• Source data:
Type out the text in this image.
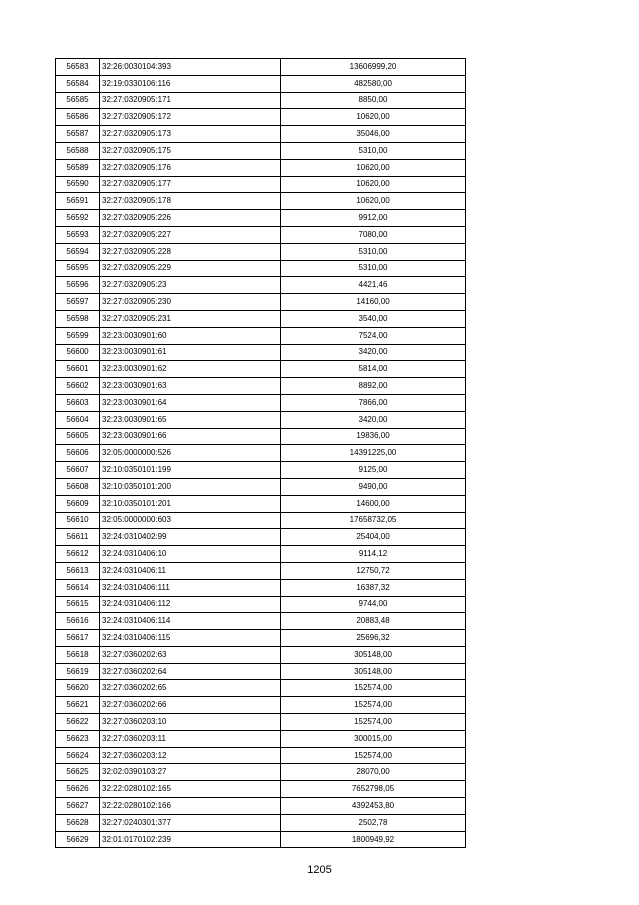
56583	32:26:0030104:393	13606999,20
56584	32:19:0330106:116	482580,00
56585	32:27:0320905:171	8850,00
56586	32:27:0320905:172	10620,00
56587	32:27:0320905:173	35046,00
56588	32:27:0320905:175	5310,00
56589	32:27:0320905:176	10620,00
56590	32:27:0320905:177	10620,00
56591	32:27:0320905:178	10620,00
56592	32:27:0320905:226	9912,00
56593	32:27:0320905:227	7080,00
56594	32:27:0320905:228	5310,00
56595	32:27:0320905:229	5310,00
56596	32:27:0320905:23	4421,46
56597	32:27:0320905:230	14160,00
56598	32:27:0320905:231	3540,00
56599	32:23:0030901:60	7524,00
56600	32:23:0030901:61	3420,00
56601	32:23:0030901:62	5814,00
56602	32:23:0030901:63	8892,00
56603	32:23:0030901:64	7866,00
56604	32:23:0030901:65	3420,00
56605	32:23:0030901:66	19836,00
56606	32:05:0000000:526	14391225,00
56607	32:10:0350101:199	9125,00
56608	32:10:0350101:200	9490,00
56609	32:10:0350101:201	14600,00
56610	32:05:0000000:603	17658732,05
56611	32:24:0310402:99	25404,00
56612	32:24:0310406:10	9114,12
56613	32:24:0310406:11	12750,72
56614	32:24:0310406:111	16387,32
56615	32:24:0310406:112	9744,00
56616	32:24:0310406:114	20883,48
56617	32:24:0310406:115	25696,32
56618	32:27:0360202:63	305148,00
56619	32:27:0360202:64	305148,00
56620	32:27:0360202:65	152574,00
56621	32:27:0360202:66	152574,00
56622	32:27:0360203:10	152574,00
56623	32:27:0360203:11	300015,00
56624	32:27:0360203:12	152574,00
56625	32:02:0390103:27	28070,00
56626	32:22:0280102:165	7652798,05
56627	32:22:0280102:166	4392453,80
56628	32:27:0240301:377	2502,78
56629	32:01:0170102:239	1800949,92
1205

• What the exercise asks: Without including the pictures, return each record above exactly as it stands.

• Response to the task:
Type out the text in this image.
56583	32:26:0030104:393	13606999,20
56584	32:19:0330106:116	482580,00
56585	32:27:0320905:171	8850,00
56586	32:27:0320905:172	10620,00
56587	32:27:0320905:173	35046,00
56588	32:27:0320905:175	5310,00
56589	32:27:0320905:176	10620,00
56590	32:27:0320905:177	10620,00
56591	32:27:0320905:178	10620,00
56592	32:27:0320905:226	9912,00
56593	32:27:0320905:227	7080,00
56594	32:27:0320905:228	5310,00
56595	32:27:0320905:229	5310,00
56596	32:27:0320905:23	4421,46
56597	32:27:0320905:230	14160,00
56598	32:27:0320905:231	3540,00
56599	32:23:0030901:60	7524,00
56600	32:23:0030901:61	3420,00
56601	32:23:0030901:62	5814,00
56602	32:23:0030901:63	8892,00
56603	32:23:0030901:64	7866,00
56604	32:23:0030901:65	3420,00
56605	32:23:0030901:66	19836,00
56606	32:05:0000000:526	14391225,00
56607	32:10:0350101:199	9125,00
56608	32:10:0350101:200	9490,00
56609	32:10:0350101:201	14600,00
56610	32:05:0000000:603	17658732,05
56611	32:24:0310402:99	25404,00
56612	32:24:0310406:10	9114,12
56613	32:24:0310406:11	12750,72
56614	32:24:0310406:111	16387,32
56615	32:24:0310406:112	9744,00
56616	32:24:0310406:114	20883,48
56617	32:24:0310406:115	25696,32
56618	32:27:0360202:63	305148,00
56619	32:27:0360202:64	305148,00
56620	32:27:0360202:65	152574,00
56621	32:27:0360202:66	152574,00
56622	32:27:0360203:10	152574,00
56623	32:27:0360203:11	300015,00
56624	32:27:0360203:12	152574,00
56625	32:02:0390103:27	28070,00
56626	32:22:0280102:165	7652798,05
56627	32:22:0280102:166	4392453,80
56628	32:27:0240301:377	2502,78
56629	32:01:0170102:239	1800949,92
1205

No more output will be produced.